** BEGIN **

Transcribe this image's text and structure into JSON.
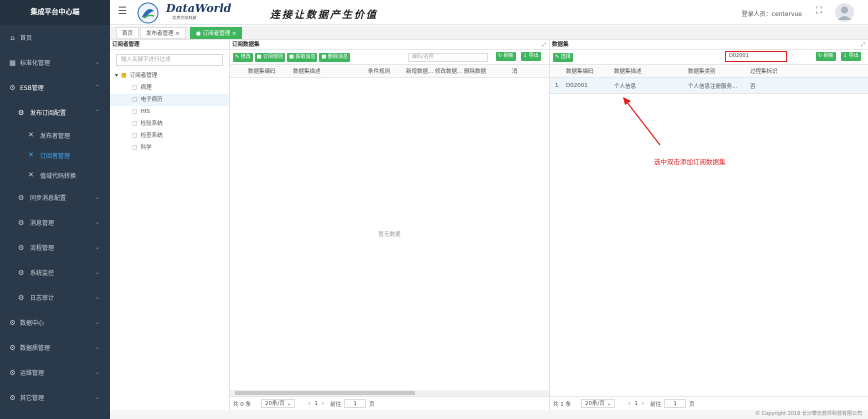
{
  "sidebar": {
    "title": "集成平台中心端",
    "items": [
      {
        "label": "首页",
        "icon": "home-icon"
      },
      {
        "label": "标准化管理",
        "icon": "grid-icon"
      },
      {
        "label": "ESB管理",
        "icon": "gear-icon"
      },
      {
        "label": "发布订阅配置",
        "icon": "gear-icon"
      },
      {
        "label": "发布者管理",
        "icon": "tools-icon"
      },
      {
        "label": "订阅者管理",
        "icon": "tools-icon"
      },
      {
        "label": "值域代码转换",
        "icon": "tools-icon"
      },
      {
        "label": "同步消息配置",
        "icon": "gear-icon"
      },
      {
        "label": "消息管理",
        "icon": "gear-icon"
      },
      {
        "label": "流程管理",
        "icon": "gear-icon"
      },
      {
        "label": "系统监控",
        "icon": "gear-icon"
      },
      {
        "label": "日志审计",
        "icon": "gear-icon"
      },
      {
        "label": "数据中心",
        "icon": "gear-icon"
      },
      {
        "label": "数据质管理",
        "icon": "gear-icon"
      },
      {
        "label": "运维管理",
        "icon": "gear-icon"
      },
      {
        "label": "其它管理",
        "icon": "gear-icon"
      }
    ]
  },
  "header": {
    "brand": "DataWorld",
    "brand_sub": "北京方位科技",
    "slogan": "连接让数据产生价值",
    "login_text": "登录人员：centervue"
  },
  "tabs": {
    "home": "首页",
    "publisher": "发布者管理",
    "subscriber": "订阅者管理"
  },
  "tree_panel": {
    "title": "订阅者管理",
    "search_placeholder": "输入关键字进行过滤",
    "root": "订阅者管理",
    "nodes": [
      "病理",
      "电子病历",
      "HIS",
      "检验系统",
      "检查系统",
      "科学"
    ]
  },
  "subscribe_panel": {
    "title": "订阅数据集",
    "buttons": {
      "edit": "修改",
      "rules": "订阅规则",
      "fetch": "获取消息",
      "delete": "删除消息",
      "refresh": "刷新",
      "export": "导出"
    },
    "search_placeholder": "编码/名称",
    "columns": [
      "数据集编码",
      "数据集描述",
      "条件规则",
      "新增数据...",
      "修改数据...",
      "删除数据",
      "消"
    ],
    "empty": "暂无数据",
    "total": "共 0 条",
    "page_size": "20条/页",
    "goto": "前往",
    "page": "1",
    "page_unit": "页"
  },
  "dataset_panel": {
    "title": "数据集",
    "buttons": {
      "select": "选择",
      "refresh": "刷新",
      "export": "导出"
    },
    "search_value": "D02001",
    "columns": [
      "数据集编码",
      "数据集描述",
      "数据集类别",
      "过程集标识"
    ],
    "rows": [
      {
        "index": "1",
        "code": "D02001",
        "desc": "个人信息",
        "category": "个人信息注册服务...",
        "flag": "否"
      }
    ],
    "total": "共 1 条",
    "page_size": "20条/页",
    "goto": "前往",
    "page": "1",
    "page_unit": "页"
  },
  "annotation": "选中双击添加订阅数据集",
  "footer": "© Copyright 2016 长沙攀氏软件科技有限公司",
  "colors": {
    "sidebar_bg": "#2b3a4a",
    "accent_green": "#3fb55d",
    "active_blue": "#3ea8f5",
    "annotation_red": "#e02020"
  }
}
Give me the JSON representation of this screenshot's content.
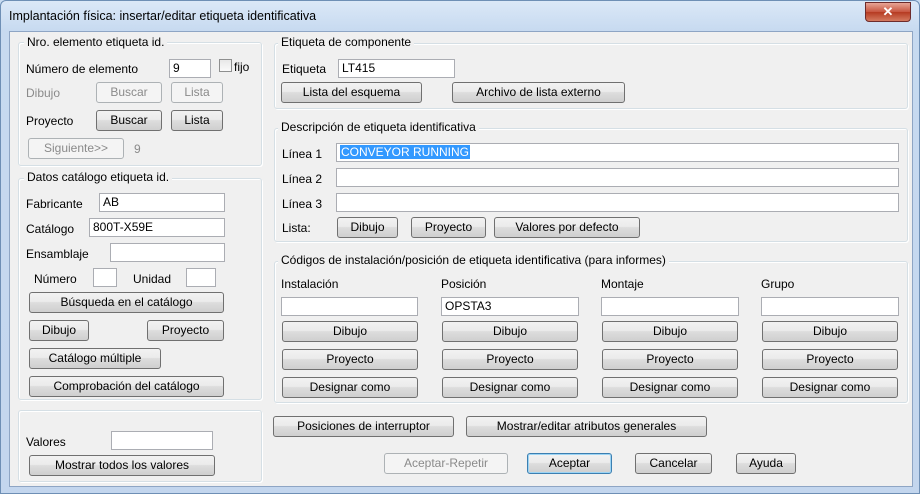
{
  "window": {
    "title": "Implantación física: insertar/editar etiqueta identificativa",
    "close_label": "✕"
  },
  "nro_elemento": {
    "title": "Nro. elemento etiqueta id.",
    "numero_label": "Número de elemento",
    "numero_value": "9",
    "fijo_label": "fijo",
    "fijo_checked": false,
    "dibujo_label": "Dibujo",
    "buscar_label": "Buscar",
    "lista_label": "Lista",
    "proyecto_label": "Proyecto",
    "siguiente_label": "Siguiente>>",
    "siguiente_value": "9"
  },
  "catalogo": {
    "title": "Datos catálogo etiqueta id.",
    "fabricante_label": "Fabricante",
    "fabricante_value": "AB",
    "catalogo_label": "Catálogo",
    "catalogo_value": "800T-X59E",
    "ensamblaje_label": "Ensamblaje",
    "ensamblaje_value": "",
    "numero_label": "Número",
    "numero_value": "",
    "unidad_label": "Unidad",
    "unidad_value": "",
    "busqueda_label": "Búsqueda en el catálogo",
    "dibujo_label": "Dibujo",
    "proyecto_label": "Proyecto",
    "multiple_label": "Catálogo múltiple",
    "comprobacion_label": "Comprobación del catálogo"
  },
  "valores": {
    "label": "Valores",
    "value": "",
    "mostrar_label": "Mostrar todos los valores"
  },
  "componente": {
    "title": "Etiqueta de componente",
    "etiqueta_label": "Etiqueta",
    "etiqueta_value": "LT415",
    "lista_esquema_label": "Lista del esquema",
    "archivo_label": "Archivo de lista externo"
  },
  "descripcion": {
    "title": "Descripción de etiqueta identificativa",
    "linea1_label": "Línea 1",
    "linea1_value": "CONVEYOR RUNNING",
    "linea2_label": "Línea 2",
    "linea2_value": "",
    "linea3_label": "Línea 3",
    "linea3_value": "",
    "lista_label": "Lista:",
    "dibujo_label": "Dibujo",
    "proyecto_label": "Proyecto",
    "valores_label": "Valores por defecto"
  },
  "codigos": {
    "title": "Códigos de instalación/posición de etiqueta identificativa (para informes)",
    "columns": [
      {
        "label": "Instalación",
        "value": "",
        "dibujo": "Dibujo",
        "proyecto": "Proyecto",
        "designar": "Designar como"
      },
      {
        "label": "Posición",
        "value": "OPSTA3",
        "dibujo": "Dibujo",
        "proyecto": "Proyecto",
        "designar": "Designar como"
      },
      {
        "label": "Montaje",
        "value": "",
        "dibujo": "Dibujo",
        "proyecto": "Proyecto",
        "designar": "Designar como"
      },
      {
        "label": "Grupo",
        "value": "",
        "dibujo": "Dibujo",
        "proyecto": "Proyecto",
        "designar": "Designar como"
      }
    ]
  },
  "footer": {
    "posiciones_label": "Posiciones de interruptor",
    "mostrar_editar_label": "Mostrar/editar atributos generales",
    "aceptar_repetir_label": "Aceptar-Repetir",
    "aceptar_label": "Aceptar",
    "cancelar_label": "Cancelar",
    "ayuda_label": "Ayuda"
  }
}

** END **

- Exercise task
Transcribe the full listing character for character. Pictures are excluded.

- Exercise answer
Transcribe this image's text and structure into JSON.
{
  "sidebar": {
    "title": "集成平台中心端",
    "items": [
      {
        "label": "首页",
        "icon": "home-icon"
      },
      {
        "label": "标准化管理",
        "icon": "grid-icon"
      },
      {
        "label": "ESB管理",
        "icon": "gear-icon"
      },
      {
        "label": "发布订阅配置",
        "icon": "gear-icon"
      },
      {
        "label": "发布者管理",
        "icon": "tools-icon"
      },
      {
        "label": "订阅者管理",
        "icon": "tools-icon"
      },
      {
        "label": "值域代码转换",
        "icon": "tools-icon"
      },
      {
        "label": "同步消息配置",
        "icon": "gear-icon"
      },
      {
        "label": "消息管理",
        "icon": "gear-icon"
      },
      {
        "label": "流程管理",
        "icon": "gear-icon"
      },
      {
        "label": "系统监控",
        "icon": "gear-icon"
      },
      {
        "label": "日志审计",
        "icon": "gear-icon"
      },
      {
        "label": "数据中心",
        "icon": "gear-icon"
      },
      {
        "label": "数据质管理",
        "icon": "gear-icon"
      },
      {
        "label": "运维管理",
        "icon": "gear-icon"
      },
      {
        "label": "其它管理",
        "icon": "gear-icon"
      }
    ]
  },
  "header": {
    "brand": "DataWorld",
    "brand_sub": "北京方位科技",
    "slogan": "连接让数据产生价值",
    "login_text": "登录人员：centervue"
  },
  "tabs": {
    "home": "首页",
    "publisher": "发布者管理",
    "subscriber": "订阅者管理"
  },
  "tree_panel": {
    "title": "订阅者管理",
    "search_placeholder": "输入关键字进行过滤",
    "root": "订阅者管理",
    "nodes": [
      "病理",
      "电子病历",
      "HIS",
      "检验系统",
      "检查系统",
      "科学"
    ]
  },
  "subscribe_panel": {
    "title": "订阅数据集",
    "buttons": {
      "edit": "修改",
      "rules": "订阅规则",
      "fetch": "获取消息",
      "delete": "删除消息",
      "refresh": "刷新",
      "export": "导出"
    },
    "search_placeholder": "编码/名称",
    "columns": [
      "数据集编码",
      "数据集描述",
      "条件规则",
      "新增数据...",
      "修改数据...",
      "删除数据",
      "消"
    ],
    "empty": "暂无数据",
    "total": "共 0 条",
    "page_size": "20条/页",
    "goto": "前往",
    "page": "1",
    "page_unit": "页"
  },
  "dataset_panel": {
    "title": "数据集",
    "buttons": {
      "select": "选择",
      "refresh": "刷新",
      "export": "导出"
    },
    "search_value": "D02001",
    "columns": [
      "数据集编码",
      "数据集描述",
      "数据集类别",
      "过程集标识"
    ],
    "rows": [
      {
        "index": "1",
        "code": "D02001",
        "desc": "个人信息",
        "category": "个人信息注册服务...",
        "flag": "否"
      }
    ],
    "total": "共 1 条",
    "page_size": "20条/页",
    "goto": "前往",
    "page": "1",
    "page_unit": "页"
  },
  "annotation": "选中双击添加订阅数据集",
  "footer": "© Copyright 2016 长沙攀氏软件科技有限公司",
  "colors": {
    "sidebar_bg": "#2b3a4a",
    "accent_green": "#3fb55d",
    "active_blue": "#3ea8f5",
    "annotation_red": "#e02020"
  }
}
Give me the JSON representation of this screenshot's content.
{
  "window": {
    "title": "Implantación física: insertar/editar etiqueta identificativa",
    "close_label": "✕"
  },
  "nro_elemento": {
    "title": "Nro. elemento etiqueta id.",
    "numero_label": "Número de elemento",
    "numero_value": "9",
    "fijo_label": "fijo",
    "fijo_checked": false,
    "dibujo_label": "Dibujo",
    "buscar_label": "Buscar",
    "lista_label": "Lista",
    "proyecto_label": "Proyecto",
    "siguiente_label": "Siguiente>>",
    "siguiente_value": "9"
  },
  "catalogo": {
    "title": "Datos catálogo etiqueta id.",
    "fabricante_label": "Fabricante",
    "fabricante_value": "AB",
    "catalogo_label": "Catálogo",
    "catalogo_value": "800T-X59E",
    "ensamblaje_label": "Ensamblaje",
    "ensamblaje_value": "",
    "numero_label": "Número",
    "numero_value": "",
    "unidad_label": "Unidad",
    "unidad_value": "",
    "busqueda_label": "Búsqueda en el catálogo",
    "dibujo_label": "Dibujo",
    "proyecto_label": "Proyecto",
    "multiple_label": "Catálogo múltiple",
    "comprobacion_label": "Comprobación del catálogo"
  },
  "valores": {
    "label": "Valores",
    "value": "",
    "mostrar_label": "Mostrar todos los valores"
  },
  "componente": {
    "title": "Etiqueta de componente",
    "etiqueta_label": "Etiqueta",
    "etiqueta_value": "LT415",
    "lista_esquema_label": "Lista del esquema",
    "archivo_label": "Archivo de lista externo"
  },
  "descripcion": {
    "title": "Descripción de etiqueta identificativa",
    "linea1_label": "Línea 1",
    "linea1_value": "CONVEYOR RUNNING",
    "linea2_label": "Línea 2",
    "linea2_value": "",
    "linea3_label": "Línea 3",
    "linea3_value": "",
    "lista_label": "Lista:",
    "dibujo_label": "Dibujo",
    "proyecto_label": "Proyecto",
    "valores_label": "Valores por defecto"
  },
  "codigos": {
    "title": "Códigos de instalación/posición de etiqueta identificativa (para informes)",
    "columns": [
      {
        "label": "Instalación",
        "value": "",
        "dibujo": "Dibujo",
        "proyecto": "Proyecto",
        "designar": "Designar como"
      },
      {
        "label": "Posición",
        "value": "OPSTA3",
        "dibujo": "Dibujo",
        "proyecto": "Proyecto",
        "designar": "Designar como"
      },
      {
        "label": "Montaje",
        "value": "",
        "dibujo": "Dibujo",
        "proyecto": "Proyecto",
        "designar": "Designar como"
      },
      {
        "label": "Grupo",
        "value": "",
        "dibujo": "Dibujo",
        "proyecto": "Proyecto",
        "designar": "Designar como"
      }
    ]
  },
  "footer": {
    "posiciones_label": "Posiciones de interruptor",
    "mostrar_editar_label": "Mostrar/editar atributos generales",
    "aceptar_repetir_label": "Aceptar-Repetir",
    "aceptar_label": "Aceptar",
    "cancelar_label": "Cancelar",
    "ayuda_label": "Ayuda"
  }
}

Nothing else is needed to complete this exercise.